**What you have to do**.
What lines below contain the word "Contrexéville"? Please pull each one out.

-- Data follows --

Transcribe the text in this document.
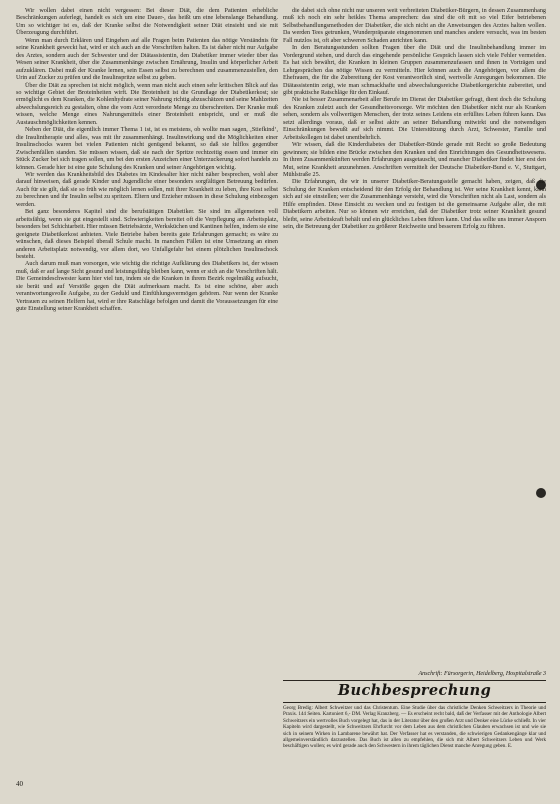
Wir wollen dabei einen nicht vergessen: Bei dieser Diät, die dem Patienten erhebliche Beschränkungen auferlegt, handelt es sich um eine Dauer-, das heißt um eine lebenslange Behandlung. Um so wichtiger ist es, daß der Kranke selbst die Notwendigkeit seiner Diät einsieht und sie mit Überzeugung durchführt.

Wenn man durch Erklären und Eingehen auf alle Fragen beim Patienten das nötige Verständnis für seine Krankheit geweckt hat, wird er sich auch an die Vorschriften halten. Es ist daher nicht nur Aufgabe des Arztes, sondern auch der Schwester und der Diätassistentin, den Diabetiker immer wieder über das Wesen seiner Krankheit, über die Zusammenhänge zwischen Ernährung, Insulin und körperlicher Arbeit aufzuklären. Dabei muß der Kranke lernen, sein Essen selbst zu berechnen und zusammenzustellen, den Urin auf Zucker zu prüfen und die Insulinspritze selbst zu geben.

Über die Diät zu sprechen ist nicht möglich, wenn man nicht auch einen sehr kritischen Blick auf das so wichtige Gebiet der Broteinheiten wirft. Die Broteinheit ist die Grundlage der Diabetikerkost; sie ermöglicht es dem Kranken, die Kohlenhydrate seiner Nahrung richtig abzuschätzen und seine Mahlzeiten abwechslungsreich zu gestalten, ohne die vom Arzt verordnete Menge zu überschreiten. Der Kranke muß wissen, welche Menge eines Nahrungsmittels einer Broteinheit entspricht, und er muß die Austauschmöglichkeiten kennen.

Neben der Diät, die eigentlich immer Thema 1 ist, ist es meistens, ob wollte man sagen, ‚Stiefkind‘, die Insulintherapie und alles, was mit ihr zusammenhängt. Insulinwirkung und die Möglichkeiten einer Insulinschocks waren bei vielen Patienten nicht genügend bekannt, so daß sie hilflos gegenüber Zwischenfällen standen. Sie müssen wissen, daß sie nach der Spritze rechtzeitig essen und immer ein Stück Zucker bei sich tragen sollen, um bei den ersten Anzeichen einer Unterzuckerung sofort handeln zu können. Gerade hier ist eine gute Schulung des Kranken und seiner Angehörigen wichtig.

Wir werden das Krankheitsbild des Diabetes im Kindesalter hier nicht näher besprechen, wohl aber darauf hinweisen, daß gerade Kinder und Jugendliche einer besonders sorgfältigen Betreuung bedürfen. Auch für sie gilt, daß sie so früh wie möglich lernen sollen, mit ihrer Krankheit zu leben, ihre Kost selbst zu berechnen und ihr Insulin selbst zu spritzen. Eltern und Erzieher müssen in diese Schulung einbezogen werden.

Bei ganz besonderes Kapitel sind die berufstätigen Diabetiker. Sie sind im allgemeinen voll arbeitsfähig, wenn sie gut eingestellt sind. Schwierigkeiten bereitet oft die Verpflegung am Arbeitsplatz, besonders bei Schichtarbeit. Hier müssen Betriebsärzte, Werksküchen und Kantinen helfen, indem sie eine geeignete Diabetikerkost anbieten. Viele Betriebe haben bereits gute Erfahrungen gemacht; es wäre zu wünschen, daß dieses Beispiel überall Schule macht. In manchen Fällen ist eine Umsetzung an einen anderen Arbeitsplatz notwendig, vor allem dort, wo Unfallgefahr bei einem plötzlichen Insulinschock besteht.

Auch darum muß man vorsorgen, wie wichtig die richtige Aufklärung des Diabetikers ist, der wissen muß, daß er auf lange Sicht gesund und leistungsfähig bleiben kann, wenn er sich an die Vorschriften hält. Die Gemeindeschwester kann hier viel tun, indem sie die Kranken in ihrem Bezirk regelmäßig aufsucht, sie berät und auf Verstöße gegen die Diät aufmerksam macht. Es ist eine schöne, aber auch verantwortungsvolle Aufgabe, zu der Geduld und Einfühlungsvermögen gehören. Nur wenn der Kranke Vertrauen zu seinen Helfern hat, wird er ihre Ratschläge befolgen und damit die Voraussetzungen für eine gute Einstellung seiner Krankheit schaffen.

die dabei sich ohne nicht nur unseren weit verbreiteten Diabetiker-Bürgern, in dessen Zusammenhang muß ich noch ein sehr heikles Thema ansprechen: das sind die oft mit so viel Eifer betriebenen Selbstbehandlungsmethoden der Diabetiker, die sich nicht an die Anweisungen des Arztes halten wollen. Da werden Tees getrunken, Wunderpräparate eingenommen und manches andere versucht, was im besten Fall nutzlos ist, oft aber schweren Schaden anrichten kann.

In den Beratungsstunden sollten Fragen über die Diät und die Insulinbehandlung immer im Vordergrund stehen, und durch das eingehende persönliche Gespräch lassen sich viele Fehler vermeiden. Es hat sich bewährt, die Kranken in kleinen Gruppen zusammenzufassen und ihnen in Vorträgen und Lehrgesprächen das nötige Wissen zu vermitteln. Hier können auch die Angehörigen, vor allem die Ehefrauen, die für die Zubereitung der Kost verantwortlich sind, wertvolle Anregungen bekommen. Die Diätassistentin zeigt, wie man schmackhafte und abwechslungsreiche Diabetikergerichte zubereitet, und gibt praktische Ratschläge für den Einkauf.

Nie ist besser Zusammenarbeit aller Berufe im Dienst der Diabetiker gefragt, dient doch die Schulung des Kranken zuletzt auch der Gesundheitsvorsorge. Wir möchten den Diabetiker nicht nur als Kranken sehen, sondern als vollwertigen Menschen, der trotz seines Leidens ein erfülltes Leben führen kann. Das setzt allerdings voraus, daß er selbst aktiv an seiner Behandlung mitwirkt und die notwendigen Einschränkungen bewußt auf sich nimmt. Die Unterstützung durch Arzt, Schwester, Familie und Arbeitskollegen ist dabei unentbehrlich.

Wir wissen, daß die Kinderdiabetes der Diabetiker-Bünde gerade mit Recht so große Bedeutung gewinnen; sie bilden eine Brücke zwischen den Kranken und den Einrichtungen des Gesundheitswesens. In ihren Zusammenkünften werden Erfahrungen ausgetauscht, und mancher Diabetiker findet hier erst den Mut, seine Krankheit anzunehmen. Anschriften vermittelt der Deutsche Diabetiker-Bund e. V., Stuttgart, Mühlstraße 25.

Die Erfahrungen, die wir in unserer Diabetiker-Beratungsstelle gemacht haben, zeigen, daß die Schulung der Kranken entscheidend für den Erfolg der Behandlung ist. Wer seine Krankheit kennt, kann sich auf sie einstellen; wer die Zusammenhänge versteht, wird die Vorschriften nicht als Last, sondern als Hilfe empfinden. Diese Einsicht zu wecken und zu festigen ist die gemeinsame Aufgabe aller, die mit Diabetikern arbeiten. Nur so können wir erreichen, daß der Diabetiker trotz seiner Krankheit gesund bleibt, seine Arbeitskraft behält und ein glückliches Leben führen kann. Und das sollte uns immer Ansporn sein, die Betreuung der Diabetiker zu größerer Reichweite und besserem Erfolg zu führen.

Anschrift: Fürsorgerin, Heidelberg, Hospitalstraße 3
Buchbesprechung

Georg Bredig: Albert Schweitzer und das Christentum. Eine Studie über das christliche Denken Schweitzers in Theorie und Praxis. 144 Seiten. Kartoniert 6,- DM. Verlag Kranzberg. — Es erscheint recht bald, daß der Verfasser mit der Anthologie Albert Schweitzers ein wertvolles Buch vorgelegt hat, das in der Literatur über den großen Arzt und Denker eine Lücke schließt. In vier Kapiteln wird dargestellt, wie Schweitzers Ehrfurcht vor dem Leben aus dem christlichen Glauben erwachsen ist und wie sie sich in seinem Wirken in Lambarene bewährt hat. Der Verfasser hat es verstanden, die schwierigen Gedankengänge klar und allgemeinverständlich darzustellen. Das Buch ist allen zu empfehlen, die sich mit Albert Schweitzers Leben und Werk beschäftigen wollen; es wird gerade auch den Schwestern in ihrem täglichen Dienst manche Anregung geben. E.

40
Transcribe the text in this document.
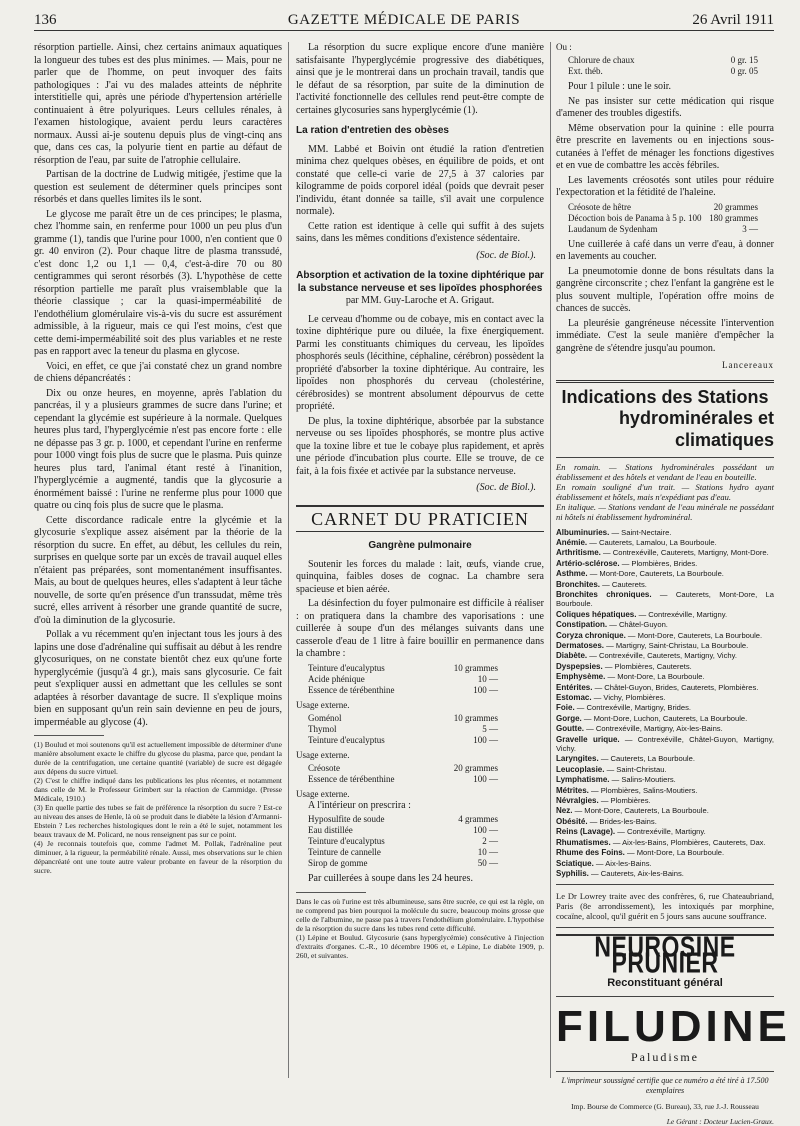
136	GAZETTE MÉDICALE DE PARIS	26 Avril 1911

résorption partielle. Ainsi, chez certains animaux aquatiques la longueur des tubes est des plus minimes. — Mais, pour ne parler que de l'homme, on peut invoquer des faits pathologiques : J'ai vu des malades atteints de néphrite interstitielle qui, après une période d'hypertension artérielle continuaient à être polyuriques. Leurs cellules rénales, à l'examen histologique, avaient perdu leurs caractères normaux. Aussi ai-je soutenu depuis plus de vingt-cinq ans que, dans ces cas, la polyurie tient en partie au défaut de résorption de l'eau, par suite de l'atrophie cellulaire.

Partisan de la doctrine de Ludwig mitigée, j'estime que la question est seulement de déterminer quels principes sont résorbés et dans quelles limites ils le sont.

Le glycose me paraît être un de ces principes; le plasma, chez l'homme sain, en renferme pour 1000 un peu plus d'un gramme (1), tandis que l'urine pour 1000, n'en contient que 0 gr. 40 environ (2). Pour chaque litre de plasma transsudé, c'est donc 1,2 ou 1,1 — 0,4, c'est-à-dire 70 ou 80 centigrammes qui seront résorbés (3). L'hypothèse de cette résorption partielle me paraît plus vraisemblable que la théorie classique ; car la quasi-imperméabilité de l'endothélium glomérulaire vis-à-vis du sucre est assurément admissible, à la rigueur, mais ce qui l'est moins, c'est que cette demi-imperméabilité soit des plus variables et ne reste pas en rapport avec la teneur du plasma en glycose.

Voici, en effet, ce que j'ai constaté chez un grand nombre de chiens dépancréatés :

Dix ou onze heures, en moyenne, après l'ablation du pancréas, il y a plusieurs grammes de sucre dans l'urine; et cependant la glycémie est supérieure à la normale. Quelques heures plus tard, l'hyperglycémie n'est pas encore forte : elle ne dépasse pas 3 gr. p. 1000, et cependant l'urine en renferme pour 1000 vingt fois plus de sucre que le plasma. Puis quinze heures plus tard, l'animal étant resté à l'inanition, l'hyperglycémie a augmenté, tandis que la glycosurie a énormément baissé : l'urine ne renferme plus pour 1000 que quatre ou cinq fois plus de sucre que le plasma.

Cette discordance radicale entre la glycémie et la glycosurie s'explique assez aisément par la théorie de la résorption du sucre. En effet, au début, les cellules du rein, surprises en quelque sorte par un excès de travail auquel elles n'étaient pas préparées, sont momentanément insuffisantes. Mais, au bout de quelques heures, elles s'adaptent à leur tâche nouvelle, de sorte qu'en présence d'un transsudat, même très sucré, elles arrivent à résorber une grande quantité de sucre, d'où la diminution de la glycosurie.

Pollak a vu récemment qu'en injectant tous les jours à des lapins une dose d'adrénaline qui suffisait au début à les rendre glycosuriques, on ne constate bientôt chez eux qu'une forte hyperglycémie (jusqu'à 4 gr.), mais sans glycosurie. Ce fait peut s'expliquer aussi en admettant que les cellules se sont adaptées à résorber davantage de sucre. Il s'explique moins bien en supposant qu'un rein sain devienne en peu de jours, imperméable au glycose (4).

(1) Boulud et moi soutenons qu'il est actuellement impossible de déterminer d'une manière absolument exacte le chiffre du glycose du plasma, parce que, pendant la durée de la centrifugation, une certaine quantité (variable) de sucre est dégagée aux dépens du sucre virtuel.
(2) C'est le chiffre indiqué dans les publications les plus récentes, et notamment dans celle de M. le Professeur Grimbert sur la réaction de Cammidge. (Presse Médicale, 1910.)
(3) En quelle partie des tubes se fait de préférence la résorption du sucre ? Est-ce au niveau des anses de Henle, là où se produit dans le diabète la lésion d'Armanni-Ebstein ? Les recherches histologiques dont le rein a été le sujet, notamment les beaux travaux de M. Policard, ne nous renseignent pas sur ce point.
(4) Je reconnais toutefois que, comme l'admet M. Pollak, l'adrénaline peut diminuer, à la rigueur, la perméabilité rénale. Aussi, mes observations sur le chien dépancréaté ont une toute autre valeur probante en faveur de la résorption du sucre.

La résorption du sucre explique encore d'une manière satisfaisante l'hyperglycémie progressive des diabétiques, ainsi que je le montrerai dans un prochain travail, tandis que le défaut de sa résorption, par suite de la diminution de l'activité fonctionnelle des cellules rend peut-être compte de certaines glycosuries sans hyperglycémie (1).

La ration d'entretien des obèses

MM. Labbé et Boivin ont étudié la ration d'entretien minima chez quelques obèses, en équilibre de poids, et ont constaté que celle-ci varie de 27,5 à 37 calories par kilogramme de poids corporel idéal (poids que devrait peser l'individu, étant donnée sa taille, s'il avait une corpulence normale).

Cette ration est identique à celle qui suffit à des sujets sains, dans les mêmes conditions d'existence sédentaire.

(Soc. de Biol.).
Absorption et activation de la toxine diphtérique par la substance nerveuse et ses lipoïdes phosphorées par MM. Guy-Laroche et A. Grigaut.

Le cerveau d'homme ou de cobaye, mis en contact avec la toxine diphtérique pure ou diluée, la fixe énergiquement. Parmi les constituants chimiques du cerveau, les lipoïdes phosphorés seuls (lécithine, céphaline, cérébron) possèdent la propriété d'absorber la toxine diphtérique. Au contraire, les lipoïdes non phosphorés du cerveau (cholestérine, cérébrosides) se montrent absolument dépourvus de cette propriété.

De plus, la toxine diphtérique, absorbée par la substance nerveuse ou ses lipoïdes phosphorés, se montre plus active que la toxine libre et tue le cobaye plus rapidement, et après une période d'incubation plus courte. Elle se trouve, de ce fait, à la fois fixée et activée par la substance nerveuse.

(Soc. de Biol.).
CARNET DU PRATICIEN
Gangrène pulmonaire

Soutenir les forces du malade : lait, œufs, viande crue, quinquina, faibles doses de cognac. La chambre sera spacieuse et bien aérée.

La désinfection du foyer pulmonaire est difficile à réaliser : on pratiquera dans la chambre des vaporisations : une cuillerée à soupe d'un des mélanges suivants dans une casserole d'eau de 1 litre à faire bouillir en permanence dans la chambre :

Teinture d'eucalyptus	10 grammes
Acide phénique	10 —
Essence de térébenthine	100 —
Usage externe.
Goménol	10 grammes
Thymol	5 —
Teinture d'eucalyptus	100 —
Usage externe.
Créosote	20 grammes
Essence de térébenthine	100 —
Usage externe.

A l'intérieur on prescrira :

Hyposulfite de soude	4 grammes
Eau distillée	100 —
Teinture d'eucalyptus	2 —
Teinture de cannelle	10 —
Sirop de gomme	50 —

Par cuillerées à soupe dans les 24 heures.

Dans le cas où l'urine est très albumineuse, sans être sucrée, ce qui est la règle, on ne comprend pas bien pourquoi la molécule du sucre, beaucoup moins grosse que celle de l'albumine, ne passe pas à travers l'endothélium glomérulaire. L'hypothèse de la résorption du sucre dans les tubes rend cette difficulté.
(1) Lépine et Boulud. Glycosurie (sans hyperglycémie) consécutive à l'injection d'extraits d'organes. C.-R., 10 décembre 1906 et, e Lépine, Le diabète 1909, p. 260, et suivantes.
Ou :
Chlorure de chaux	0 gr. 15
Ext. théb.	0 gr. 05

Pour 1 pilule : une le soir.

Ne pas insister sur cette médication qui risque d'amener des troubles digestifs.

Même observation pour la quinine : elle pourra être prescrite en lavements ou en injections sous-cutanées à l'effet de ménager les fonctions digestives et en vue de combattre les accès fébriles.

Les lavements créosotés sont utiles pour réduire l'expectoration et la fétidité de l'haleine.

Créosote de hêtre	20 grammes
Décoction bois de Panama à 5 p. 100 180 grammes
Laudanum de Sydenham	3 —

Une cuillerée à café dans un verre d'eau, à donner en lavements au coucher.

La pneumotomie donne de bons résultats dans la gangrène circonscrite ; chez l'enfant la gangrène est le plus souvent multiple, l'opération offre moins de chances de succès.

La pleurésie gangréneuse nécessite l'intervention immédiate. C'est la seule manière d'empêcher la gangrène de s'étendre jusqu'au poumon.

Lancereaux
Indications des Stations
hydrominérales et climatiques
En romain. — Stations hydrominérales possédant un établissement et des hôtels et vendant de l'eau en bouteille.
En romain souligné d'un trait. — Stations hydro ayant établissement et hôtels, mais n'expédiant pas d'eau.
En italique. — Stations vendant de l'eau minérale ne possédant ni hôtels ni établissement hydrominéral.
Albuminuries. — Saint-Nectaire.
Anémie. — Cauterets, Lamalou, La Bourboule.
Arthritisme. — Contrexéville, Cauterets, Martigny, Mont-Dore.
Artério-sclérose. — Plombières, Brides.
Asthme. — Mont-Dore, Cauterets, La Bourboule.
Bronchites. — Cauterets.
Bronchites chroniques. — Cauterets, Mont-Dore, La Bourboule.
Coliques hépatiques. — Contrexéville, Martigny.
Constipation. — Châtel-Guyon.
Coryza chronique. — Mont-Dore, Cauterets, La Bourboule.
Dermatoses. — Martigny, Saint-Christau, La Bourboule.
Diabète. — Contrexéville, Cauterets, Martigny, Vichy.
Dyspepsies. — Plombières, Cauterets.
Emphysème. — Mont-Dore, La Bourboule.
Entérites. — Châtel-Guyon, Brides, Cauterets, Plombières.
Estomac. — Vichy, Plombières.
Foie. — Contrexéville, Martigny, Brides.
Gorge. — Mont-Dore, Luchon, Cauterets, La Bourboule.
Goutte. — Contrexéville, Martigny, Aix-les-Bains.
Gravelle urique. — Contrexéville, Châtel-Guyon, Martigny, Vichy.
Laryngites. — Cauterets, La Bourboule.
Leucoplasie. — Saint-Christau.
Lymphatisme. — Salins-Moutiers.
Métrites. — Plombières, Salins-Moutiers.
Névralgies. — Plombières.
Nez. — Mont-Dore, Cauterets, La Bourboule.
Obésité. — Brides-les-Bains.
Reins (Lavage). — Contrexéville, Martigny.
Rhumatismes. — Aix-les-Bains, Plombières, Cauterets, Dax.
Rhume des Foins. — Mont-Dore, La Bourboule.
Sciatique. — Aix-les-Bains.
Syphilis. — Cauterets, Aix-les-Bains.
Le Dr Lowrey traite avec des confrères, 6, rue Chateaubriand, Paris (8e arrondissement), les intoxiqués par morphine, cocaïne, alcool, qu'il guérit en 5 jours sans aucune souffrance.
NEUROSINE PRUNIER
Reconstituant général
FILUDINE
Paludisme
L'imprimeur soussigné certifie que ce numéro a été tiré à 17.500 exemplaires
Imp. Bourse de Commerce (G. Bureau), 33, rue J.-J. Rousseau
Le Gérant : Docteur Lucien-Graux.
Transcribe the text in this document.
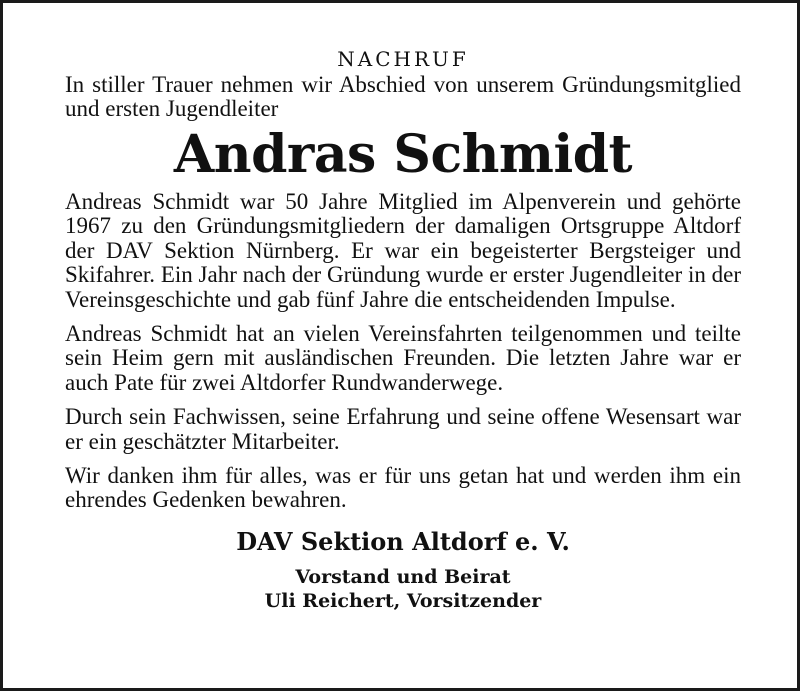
NACHRUF

In stiller Trauer nehmen wir Abschied von unserem Gründungsmitglied und ersten Jugendleiter

Andras Schmidt

Andreas Schmidt war 50 Jahre Mitglied im Alpenverein und gehörte 1967 zu den Gründungsmitgliedern der damaligen Ortsgruppe Altdorf der DAV Sektion Nürnberg. Er war ein begeisterter Bergsteiger und Skifahrer. Ein Jahr nach der Gründung wurde er erster Jugendleiter in der Vereinsgeschichte und gab fünf Jahre die entscheidenden Impulse.

Andreas Schmidt hat an vielen Vereinsfahrten teilgenommen und teilte sein Heim gern mit ausländischen Freunden. Die letzten Jahre war er auch Pate für zwei Altdorfer Rundwanderwege.

Durch sein Fachwissen, seine Erfahrung und seine offene Wesensart war er ein geschätzter Mitarbeiter.

Wir danken ihm für alles, was er für uns getan hat und werden ihm ein ehrendes Gedenken bewahren.

DAV Sektion Altdorf e. V.

Vorstand und Beirat

Uli Reichert, Vorsitzender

-- Data concluded --

**Task output**.
Arthritisme. — Contrexéville, Cauterets, Martigny, Mont-Dore.
Coliques hépatiques. — Contrexéville, Martigny.
Diabète. — Contrexéville, Cauterets, Martigny, Vichy.
Foie. — Contrexéville, Martigny, Brides.
Goutte. — Contrexéville, Martigny, Aix-les-Bains.
Gravelle urique. — Contrexéville, Châtel-Guyon, Martigny, Vichy.
Reins (Lavage). — Contrexéville, Martigny.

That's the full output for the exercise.